─── Selected extract

16 MAY 2019: It was a good week to be in Britain for ExploreGB, VisitBritain’s flagship travel trade event (May 8-10). Harry and Meghan conveniently had a baby, Brexit was on a relatively low boil, Liverpool and Tottenham both staged comebacks for the ages to qualify for the Champions League soccer final (against each other), and it didn’t snow. The locals were most excited.
As were attendees at the fifth annual event, not the least because of the lovely setting in Harrogate, Yorkshire, but also because the show had moved to May to avoid a recurrence of the bad weather (blizzard) that marred last year’s conference in Newcastle in March.
But no matter the time of year, the event is intended to showcase Britain’s iconic attractions and new innovations and products to international buyers (and media), who in turn, it is hoped, will help sell the U.K. to the world. This year, Harrogate attracted 250 delegates from 31 countries, including Canada, which sent nearly two dozen tour operator reps and travel agents, almost all of whom also visited Devon and Cornwall on a pre-conference fam led by VisitBritain’s travel trade manager for Canada, Lynda Falcone, and new office recruit Natalie Szubert.

──────
─── Material supplied

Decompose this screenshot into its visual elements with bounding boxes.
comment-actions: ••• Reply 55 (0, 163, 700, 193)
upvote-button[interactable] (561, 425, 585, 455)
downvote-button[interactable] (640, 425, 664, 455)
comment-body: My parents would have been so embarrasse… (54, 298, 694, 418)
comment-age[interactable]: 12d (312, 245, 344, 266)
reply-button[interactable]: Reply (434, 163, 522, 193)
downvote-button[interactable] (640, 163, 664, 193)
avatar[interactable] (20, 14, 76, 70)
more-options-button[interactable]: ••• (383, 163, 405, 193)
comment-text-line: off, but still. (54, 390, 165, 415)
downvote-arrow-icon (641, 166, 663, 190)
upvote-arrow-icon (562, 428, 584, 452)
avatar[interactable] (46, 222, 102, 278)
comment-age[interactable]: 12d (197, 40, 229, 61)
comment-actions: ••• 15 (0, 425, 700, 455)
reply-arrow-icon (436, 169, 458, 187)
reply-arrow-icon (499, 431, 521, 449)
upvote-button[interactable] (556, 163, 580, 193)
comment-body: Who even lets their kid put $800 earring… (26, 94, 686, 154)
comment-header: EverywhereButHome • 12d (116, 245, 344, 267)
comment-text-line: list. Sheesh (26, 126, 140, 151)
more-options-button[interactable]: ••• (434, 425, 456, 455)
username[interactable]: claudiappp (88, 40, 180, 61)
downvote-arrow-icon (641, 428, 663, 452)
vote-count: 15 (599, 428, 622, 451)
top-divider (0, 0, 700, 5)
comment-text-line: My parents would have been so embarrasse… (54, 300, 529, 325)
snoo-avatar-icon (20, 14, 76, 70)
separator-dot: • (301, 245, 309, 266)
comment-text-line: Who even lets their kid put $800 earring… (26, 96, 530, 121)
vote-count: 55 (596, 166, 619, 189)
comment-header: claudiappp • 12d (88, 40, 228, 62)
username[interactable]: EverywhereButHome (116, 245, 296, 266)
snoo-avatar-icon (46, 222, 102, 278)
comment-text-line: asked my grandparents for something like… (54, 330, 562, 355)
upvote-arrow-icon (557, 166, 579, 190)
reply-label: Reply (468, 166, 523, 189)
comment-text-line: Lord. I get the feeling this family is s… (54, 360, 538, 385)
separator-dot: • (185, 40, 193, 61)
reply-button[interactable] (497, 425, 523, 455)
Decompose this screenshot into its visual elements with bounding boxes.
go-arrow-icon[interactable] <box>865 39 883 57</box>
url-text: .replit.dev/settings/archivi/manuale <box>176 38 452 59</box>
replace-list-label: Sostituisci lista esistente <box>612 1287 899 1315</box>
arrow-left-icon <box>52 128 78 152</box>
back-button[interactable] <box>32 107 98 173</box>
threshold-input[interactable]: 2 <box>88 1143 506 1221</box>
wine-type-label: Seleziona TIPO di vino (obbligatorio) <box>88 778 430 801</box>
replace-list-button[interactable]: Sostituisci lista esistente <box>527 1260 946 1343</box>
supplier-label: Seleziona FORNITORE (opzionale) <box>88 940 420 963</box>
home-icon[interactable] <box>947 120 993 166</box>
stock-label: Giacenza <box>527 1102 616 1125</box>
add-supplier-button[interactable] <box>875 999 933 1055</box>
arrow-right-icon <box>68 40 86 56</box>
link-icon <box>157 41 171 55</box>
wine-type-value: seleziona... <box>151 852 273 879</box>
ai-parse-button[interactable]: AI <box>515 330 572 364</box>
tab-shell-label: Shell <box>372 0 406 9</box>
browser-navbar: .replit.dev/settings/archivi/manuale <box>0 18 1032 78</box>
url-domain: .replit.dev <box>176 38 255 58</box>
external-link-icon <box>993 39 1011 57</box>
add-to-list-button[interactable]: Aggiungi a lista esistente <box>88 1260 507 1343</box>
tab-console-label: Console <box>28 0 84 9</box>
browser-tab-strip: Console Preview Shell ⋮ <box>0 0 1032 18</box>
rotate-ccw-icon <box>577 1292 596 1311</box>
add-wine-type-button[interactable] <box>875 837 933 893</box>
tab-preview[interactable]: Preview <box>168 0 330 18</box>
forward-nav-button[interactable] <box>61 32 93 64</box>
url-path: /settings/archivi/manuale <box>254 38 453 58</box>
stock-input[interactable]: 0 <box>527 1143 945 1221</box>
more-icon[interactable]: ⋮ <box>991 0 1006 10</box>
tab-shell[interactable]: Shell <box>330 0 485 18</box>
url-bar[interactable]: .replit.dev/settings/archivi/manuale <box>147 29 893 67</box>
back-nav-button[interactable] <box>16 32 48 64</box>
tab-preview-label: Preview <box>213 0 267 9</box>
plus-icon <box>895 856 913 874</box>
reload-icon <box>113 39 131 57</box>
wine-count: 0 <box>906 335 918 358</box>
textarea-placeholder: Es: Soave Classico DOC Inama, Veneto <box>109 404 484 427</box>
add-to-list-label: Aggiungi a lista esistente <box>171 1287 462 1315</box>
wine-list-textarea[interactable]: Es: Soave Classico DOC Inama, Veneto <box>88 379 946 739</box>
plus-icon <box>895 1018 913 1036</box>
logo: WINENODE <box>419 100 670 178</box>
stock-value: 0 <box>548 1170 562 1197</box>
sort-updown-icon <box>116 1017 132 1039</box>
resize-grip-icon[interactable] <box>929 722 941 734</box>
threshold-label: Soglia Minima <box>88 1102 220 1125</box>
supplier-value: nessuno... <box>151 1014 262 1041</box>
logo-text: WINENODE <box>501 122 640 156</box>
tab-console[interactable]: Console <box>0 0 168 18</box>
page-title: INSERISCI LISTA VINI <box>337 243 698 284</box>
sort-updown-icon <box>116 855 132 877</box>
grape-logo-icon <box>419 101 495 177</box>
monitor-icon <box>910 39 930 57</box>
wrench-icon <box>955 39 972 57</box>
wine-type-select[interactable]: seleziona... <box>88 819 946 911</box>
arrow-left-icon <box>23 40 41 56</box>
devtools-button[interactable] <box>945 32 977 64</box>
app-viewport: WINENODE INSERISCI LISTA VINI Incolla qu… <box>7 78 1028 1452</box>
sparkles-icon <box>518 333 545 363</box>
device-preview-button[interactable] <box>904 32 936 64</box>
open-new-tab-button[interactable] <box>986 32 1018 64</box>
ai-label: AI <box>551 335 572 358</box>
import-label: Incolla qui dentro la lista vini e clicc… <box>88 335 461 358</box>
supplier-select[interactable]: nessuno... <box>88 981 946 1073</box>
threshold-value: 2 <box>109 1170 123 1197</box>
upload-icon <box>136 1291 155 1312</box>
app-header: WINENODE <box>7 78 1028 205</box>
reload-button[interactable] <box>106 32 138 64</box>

──────

● **Exercise instructions**:
1) Reproduce the passage of the ExploreGB report starting at "As were attendees" and ending at "recruit Natalie Szubert.".
2) According to the ExploreGB report, how many delegates did Harrogate attract this year, and from how many countries?

● **Per-task answers**:
1)
As were attendees at the fifth annual event, not the least because of the lovely setting in Harrogate, Yorkshire, but also because the show had moved to May to avoid a recurrence of the bad weather (blizzard) that marred last year’s conference in Newcastle in March.
But no matter the time of year, the event is intended to showcase Britain’s iconic attractions and new innovations and products to international buyers (and media), who in turn, it is hoped, will help sell the U.K. to the world. This year, Harrogate attracted 250 delegates from 31 countries, including Canada, which sent nearly two dozen tour operator reps and travel agents, almost all of whom also visited Devon and Cornwall on a pre-conference fam led by VisitBritain’s travel trade manager for Canada, Lynda Falcone, and new office recruit Natalie Szubert.

2) 250 delegates from 31 countries.